Given entries:
--- BEGIN ---

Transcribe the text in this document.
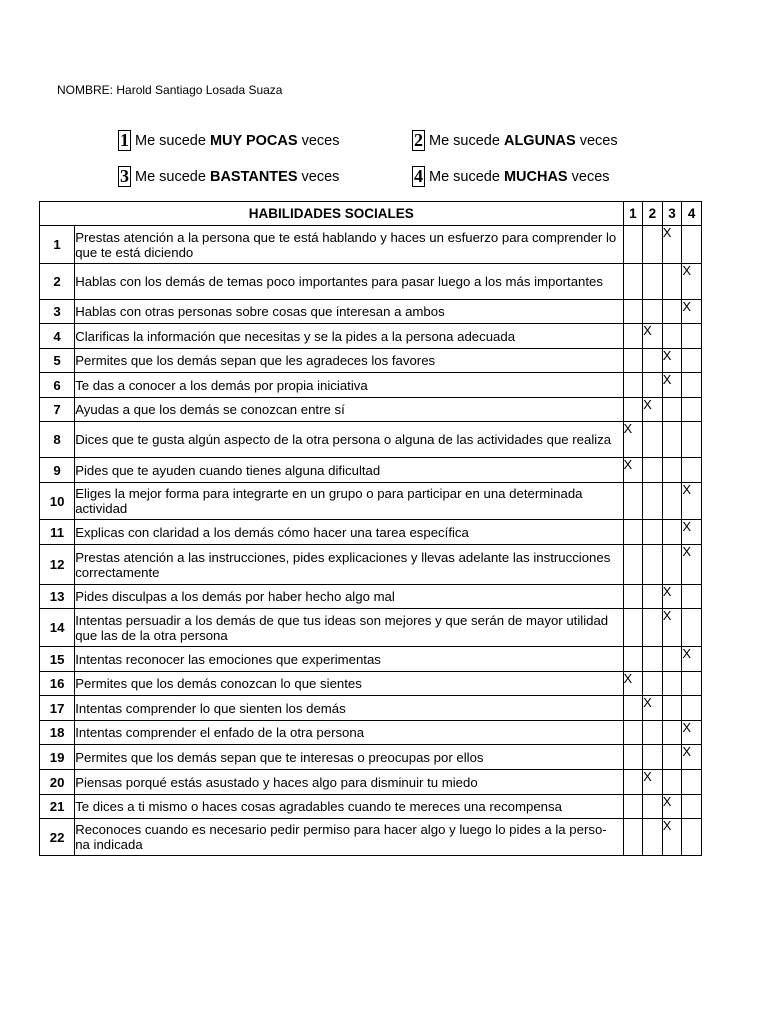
NOMBRE: Harold Santiago Losada Suaza
1 Me sucede
MUY POCAS
veces	2 Me sucede
ALGUNAS
veces
3 Me sucede
BASTANTES
veces	4 Me sucede
MUCHAS
veces
HABILIDADES SOCIALES		1	2	3	4
1	Prestas atención a la persona que te está hablando y haces un esfuerzo para comprender lo que te está diciendo			X	

2	Hablas con los demás de temas poco importantes para pasar luego a los más importantes				X

3	Hablas con otras personas sobre cosas que interesan a ambos				X

4	Clarificas la información que necesitas y se la pides a la persona adecuada		X		

5	Permites que los demás sepan que les agradeces los favores			X	

6	Te das a conocer a los demás por propia iniciativa			X	

7	Ayudas a que los demás se conozcan entre sí		X		

8	Dices que te gusta algún aspecto de la otra persona o alguna de las actividades que realiza	X			

9	Pides que te ayuden cuando tienes alguna dificultad	X			

10	Eliges la mejor forma para integrarte en un grupo o para participar en una determinada actividad				X

11	Explicas con claridad a los demás cómo hacer una tarea específica				X

12	Prestas atención a las instrucciones, pides explicaciones y llevas adelante las instrucciones correctamente				X

13	Pides disculpas a los demás por haber hecho algo mal			X	

14	Intentas persuadir a los demás de que tus ideas son mejores y que serán de mayor utilidad que las de la otra persona			X	

15	Intentas reconocer las emociones que experimentas				X

16	Permites que los demás conozcan lo que sientes	X			

17	Intentas comprender lo que sienten los demás		X		

18	Intentas comprender el enfado de la otra persona				X

19	Permites que los demás sepan que te interesas o preocupas por ellos				X

20	Piensas porqué estás asustado y haces algo para disminuir tu miedo		X		

21	Te dices a ti mismo o haces cosas agradables cuando te mereces una recompensa			X	

22	Reconoces cuando es necesario pedir permiso para hacer algo y luego lo pides a la perso- na indicada			X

--- END ---

Given request: Without including any pictures, reproduce the listing exactly.

The solution:
Transcribe the text in this document.
NOMBRE: Harold Santiago Losada Suaza
1 Me sucede
MUY POCAS
veces	2 Me sucede
ALGUNAS
veces
3 Me sucede
BASTANTES
veces	4 Me sucede
MUCHAS
veces
HABILIDADES SOCIALES		1	2	3	4
1	Prestas atención a la persona que te está hablando y haces un esfuerzo para comprender lo que te está diciendo			X	

2	Hablas con los demás de temas poco importantes para pasar luego a los más importantes				X

3	Hablas con otras personas sobre cosas que interesan a ambos				X

4	Clarificas la información que necesitas y se la pides a la persona adecuada		X		

5	Permites que los demás sepan que les agradeces los favores			X	

6	Te das a conocer a los demás por propia iniciativa			X	

7	Ayudas a que los demás se conozcan entre sí		X		

8	Dices que te gusta algún aspecto de la otra persona o alguna de las actividades que realiza	X			

9	Pides que te ayuden cuando tienes alguna dificultad	X			

10	Eliges la mejor forma para integrarte en un grupo o para participar en una determinada actividad				X

11	Explicas con claridad a los demás cómo hacer una tarea específica				X

12	Prestas atención a las instrucciones, pides explicaciones y llevas adelante las instrucciones correctamente				X

13	Pides disculpas a los demás por haber hecho algo mal			X	

14	Intentas persuadir a los demás de que tus ideas son mejores y que serán de mayor utilidad que las de la otra persona			X	

15	Intentas reconocer las emociones que experimentas				X

16	Permites que los demás conozcan lo que sientes	X			

17	Intentas comprender lo que sienten los demás		X		

18	Intentas comprender el enfado de la otra persona				X

19	Permites que los demás sepan que te interesas o preocupas por ellos				X

20	Piensas porqué estás asustado y haces algo para disminuir tu miedo		X		

21	Te dices a ti mismo o haces cosas agradables cuando te mereces una recompensa			X	

22	Reconoces cuando es necesario pedir permiso para hacer algo y luego lo pides a la perso- na indicada			X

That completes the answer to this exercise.